◆ **AIM OF THE TASK**
From the excerpted text below, rewrite the paragraph beginning "If the original request cannot be accepted in full" as a short bulleted list that keeps its main points.

◆ **EXCERPTED TEXT**

═══

13. A consultation meeting can help make sure that all relevant information is understood before a decision is made. It can also make clear whether a request may relate to a reasonable adjustment for an employee's disability (see paragraph 11).

14. The meeting should be held without unreasonable delay. The employee and employer should have reasonable time to prepare for the discussion, while taking into account the statutory two-month period for deciding requests including any appeal (see paragraph 37).

15. The employer should notify the employee of the time and place in advance of the meeting. The meeting should be held privately. It can be held in person or remotely via online video conferencing, or where neither of those are possible, via telephone call.

16. The content of the meeting and the way in which it is conducted should allow for a reasonable discussion and consideration of the request. It will usually be helpful to discuss, for example, the potential benefits or other impacts of accepting or rejecting the request, and any practical considerations involved in implementing the request.

17. If the original request cannot be accepted in full, the employer and employee should discuss if it may be possible to secure some of the benefits that the original request sought. They should discuss, for example, any potential modifications to the original request, or any alternative flexible working options, that may be available and suitable for both sides. It may be helpful to discuss whether a trial period may be appropriate to assess the feasibility of an arrangement.

18. The person holding the meeting should have sufficient authority to make a decision.

19. A written record of the meeting should be kept which provides an accurate reflection of the discussion that has taken place.

Communicating a decision about a request

20. Once the employer has made a decision about the request, they must inform the employee of their decision. They should confirm the decision in writing without unreasonable delay, taking into account the statutory two-month period for deciding requests including any appeal (see paragraph 37).

If the employer agrees to the request

21. If the employer agrees to the employee's request, or if a modified or an alternative arrangement is agreed after consulting with the employee, the written decision should confirm the details of the agreed arrangement.

22. The written decision should offer the employee an opportunity for a discussion to clarify any further information that may be helpful in implementing the agreed arrangement. This might include, for example, agreeing dates to review how the arrangement is working.

═══

◆ **DATASET EXCERPT**

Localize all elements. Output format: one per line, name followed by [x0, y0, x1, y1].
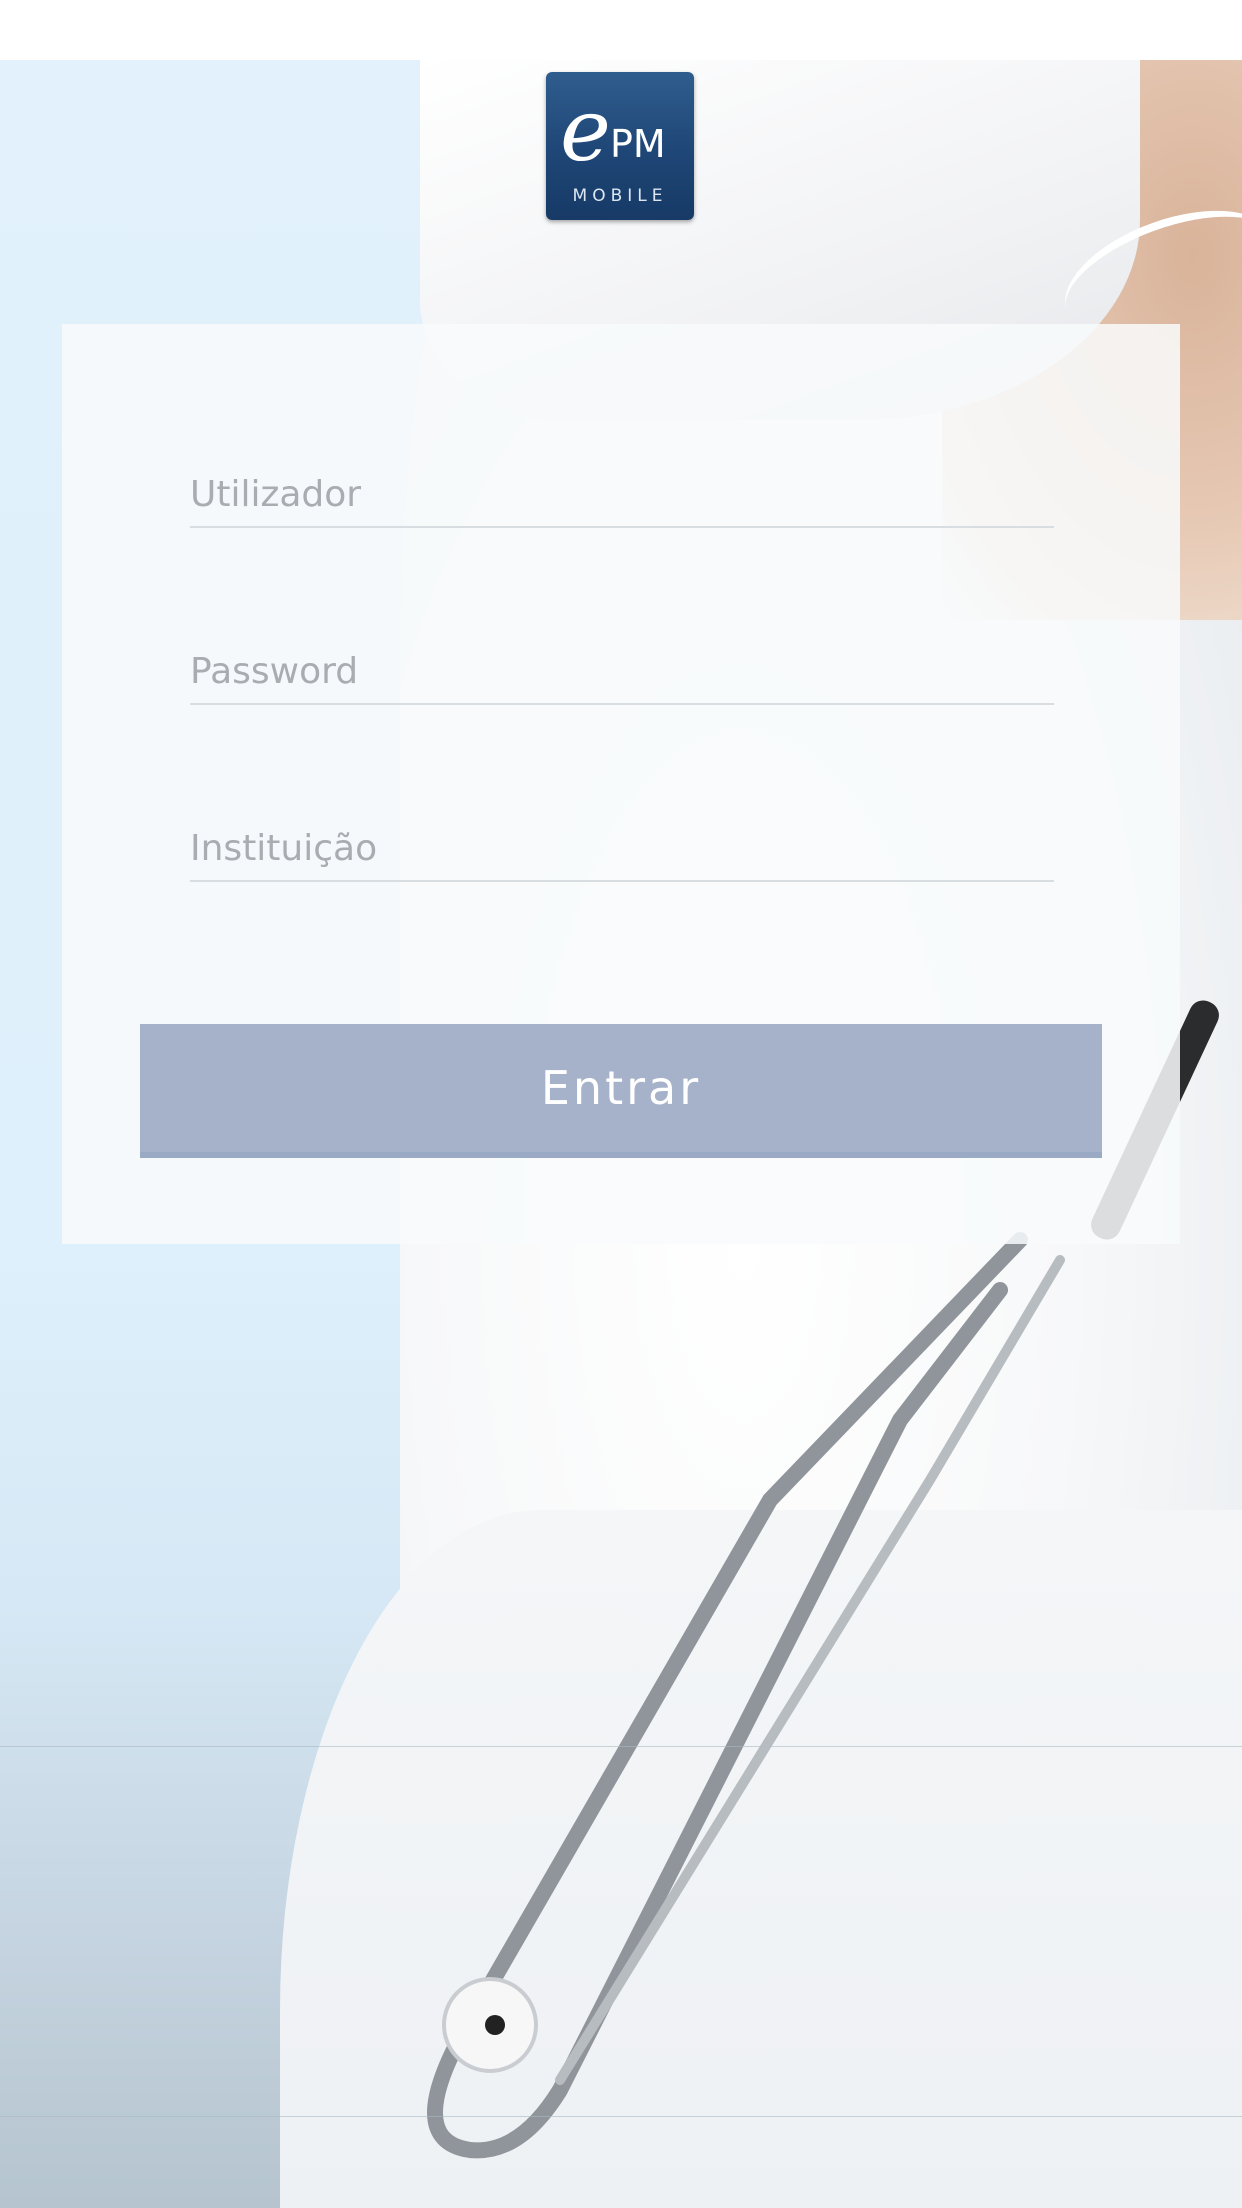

═══

◆ **THE COMPLETED TASK**
- If the original request can't be fully accepted, the employer and employee should discuss whether some of its benefits can still be secured.
- They should consider possible changes to the original request, or other flexible working options that suit both sides.
- They may also discuss whether a trial period would help test whether an arrangement is workable.